Work to complete: Quote all of the data that follows exactly as written, skipping the images.

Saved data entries
◆ ◆ ◆ ◆ ◆ ◆ ◆
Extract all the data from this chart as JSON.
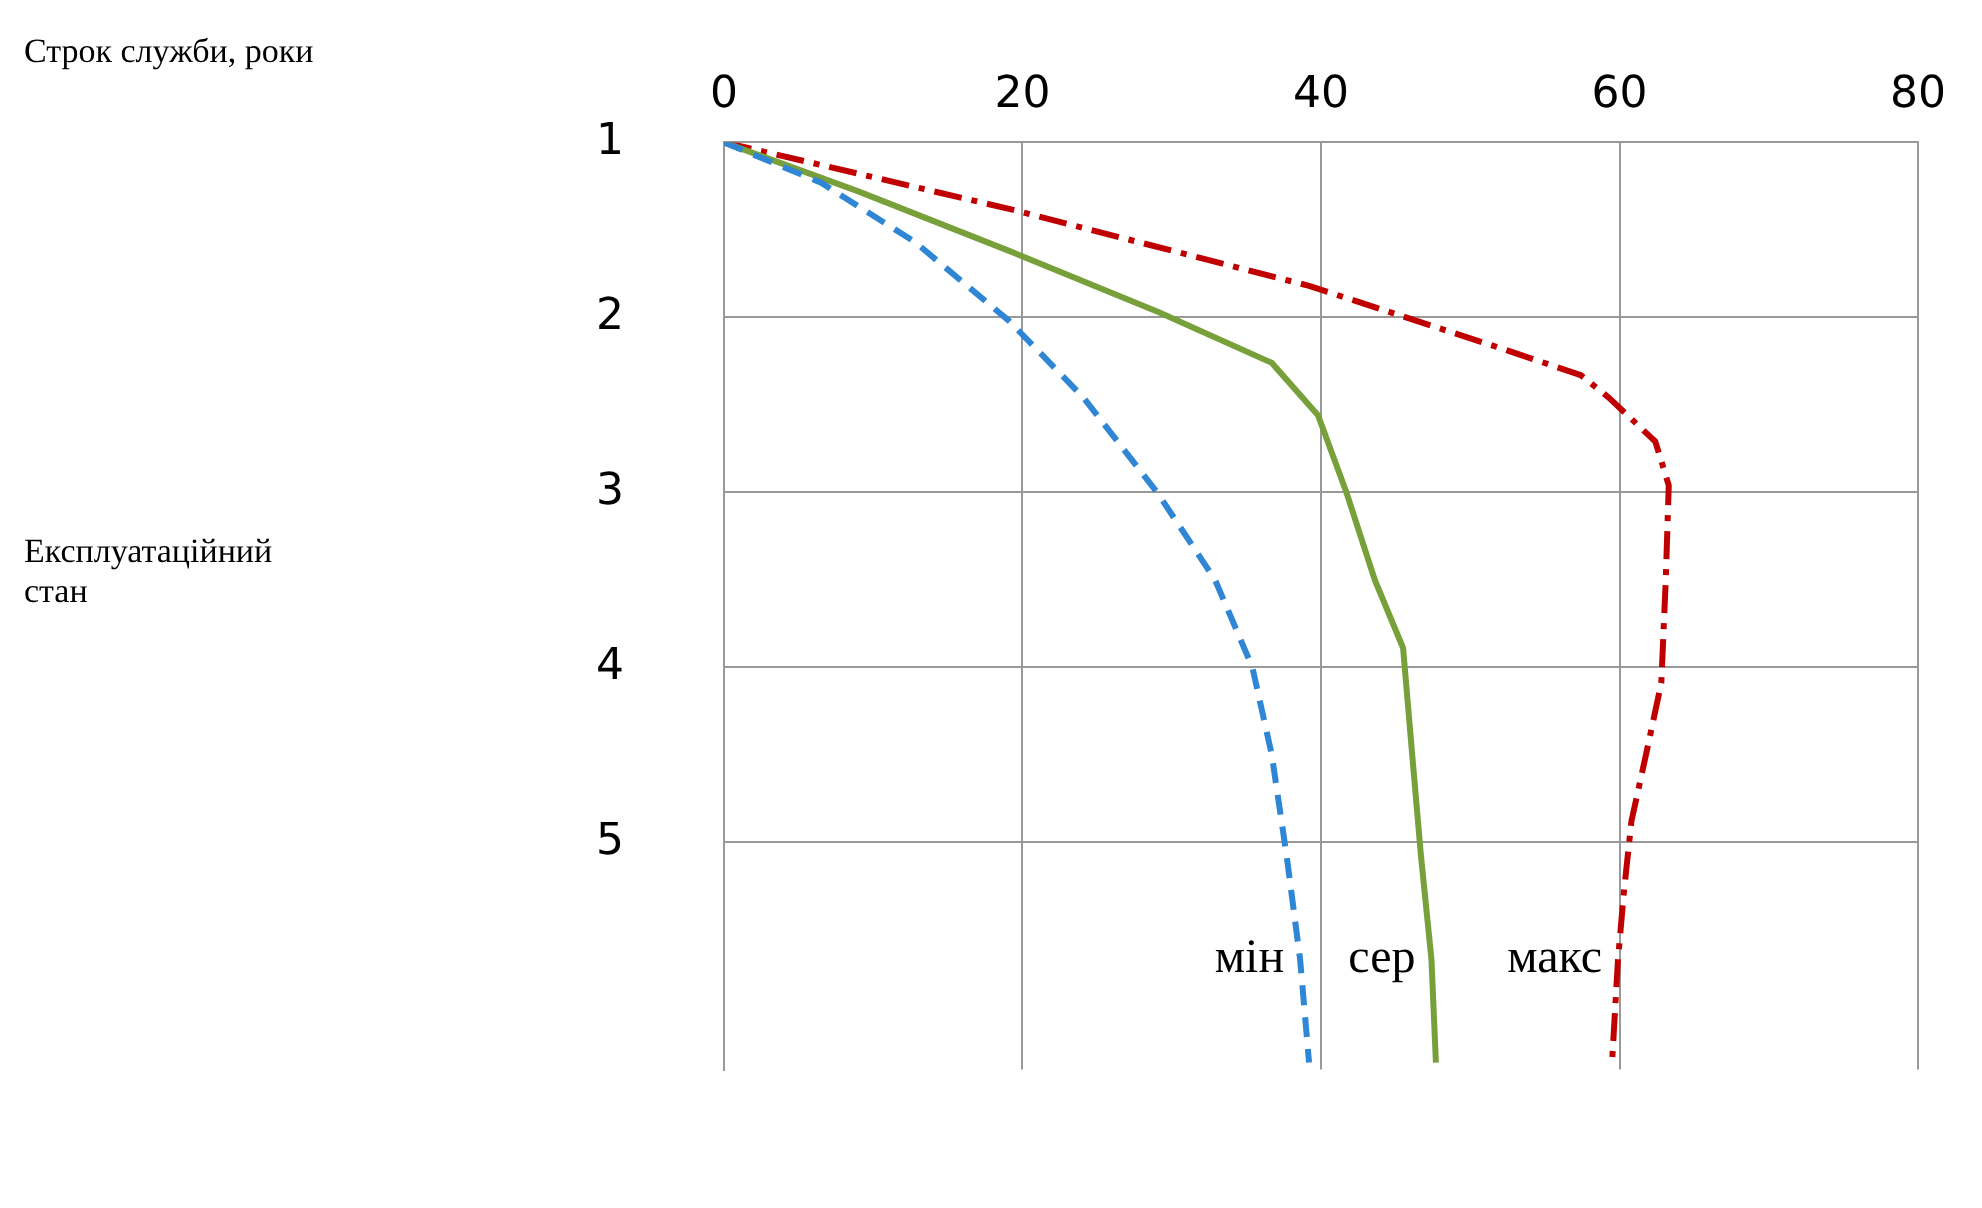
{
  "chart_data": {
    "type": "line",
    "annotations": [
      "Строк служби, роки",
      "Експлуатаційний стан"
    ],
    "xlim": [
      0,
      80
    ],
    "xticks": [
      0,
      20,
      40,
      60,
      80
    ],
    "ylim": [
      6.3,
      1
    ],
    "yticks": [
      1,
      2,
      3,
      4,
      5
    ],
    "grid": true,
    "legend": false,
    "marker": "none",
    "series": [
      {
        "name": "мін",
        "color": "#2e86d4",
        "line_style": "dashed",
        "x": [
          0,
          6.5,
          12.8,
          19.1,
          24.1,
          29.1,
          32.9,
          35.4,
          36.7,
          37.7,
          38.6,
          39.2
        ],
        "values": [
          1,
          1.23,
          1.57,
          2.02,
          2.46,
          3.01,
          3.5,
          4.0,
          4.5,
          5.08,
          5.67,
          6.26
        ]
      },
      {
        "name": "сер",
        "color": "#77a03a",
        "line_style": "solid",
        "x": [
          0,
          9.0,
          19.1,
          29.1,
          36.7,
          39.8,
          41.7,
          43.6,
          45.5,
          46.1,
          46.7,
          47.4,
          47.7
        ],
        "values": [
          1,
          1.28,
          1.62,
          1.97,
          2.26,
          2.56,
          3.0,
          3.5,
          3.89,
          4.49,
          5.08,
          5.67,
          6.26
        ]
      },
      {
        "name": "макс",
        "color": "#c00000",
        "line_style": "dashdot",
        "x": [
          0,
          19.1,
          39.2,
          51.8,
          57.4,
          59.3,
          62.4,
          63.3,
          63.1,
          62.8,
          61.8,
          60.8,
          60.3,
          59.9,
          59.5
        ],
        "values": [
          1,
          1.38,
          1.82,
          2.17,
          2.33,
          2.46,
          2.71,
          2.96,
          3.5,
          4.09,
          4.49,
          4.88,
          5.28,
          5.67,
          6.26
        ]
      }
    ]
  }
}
◆ ◆ ◆ ◆ ◆ ◆ ◆
Final result:
Extract all the data from this chart as JSON.
{
  "chart_data": {
    "type": "line",
    "annotations": [
      "Строк служби, роки",
      "Експлуатаційний стан"
    ],
    "xlim": [
      0,
      80
    ],
    "xticks": [
      0,
      20,
      40,
      60,
      80
    ],
    "ylim": [
      6.3,
      1
    ],
    "yticks": [
      1,
      2,
      3,
      4,
      5
    ],
    "grid": true,
    "legend": false,
    "marker": "none",
    "series": [
      {
        "name": "мін",
        "color": "#2e86d4",
        "line_style": "dashed",
        "x": [
          0,
          6.5,
          12.8,
          19.1,
          24.1,
          29.1,
          32.9,
          35.4,
          36.7,
          37.7,
          38.6,
          39.2
        ],
        "values": [
          1,
          1.23,
          1.57,
          2.02,
          2.46,
          3.01,
          3.5,
          4.0,
          4.5,
          5.08,
          5.67,
          6.26
        ]
      },
      {
        "name": "сер",
        "color": "#77a03a",
        "line_style": "solid",
        "x": [
          0,
          9.0,
          19.1,
          29.1,
          36.7,
          39.8,
          41.7,
          43.6,
          45.5,
          46.1,
          46.7,
          47.4,
          47.7
        ],
        "values": [
          1,
          1.28,
          1.62,
          1.97,
          2.26,
          2.56,
          3.0,
          3.5,
          3.89,
          4.49,
          5.08,
          5.67,
          6.26
        ]
      },
      {
        "name": "макс",
        "color": "#c00000",
        "line_style": "dashdot",
        "x": [
          0,
          19.1,
          39.2,
          51.8,
          57.4,
          59.3,
          62.4,
          63.3,
          63.1,
          62.8,
          61.8,
          60.8,
          60.3,
          59.9,
          59.5
        ],
        "values": [
          1,
          1.38,
          1.82,
          2.17,
          2.33,
          2.46,
          2.71,
          2.96,
          3.5,
          4.09,
          4.49,
          4.88,
          5.28,
          5.67,
          6.26
        ]
      }
    ]
  }
}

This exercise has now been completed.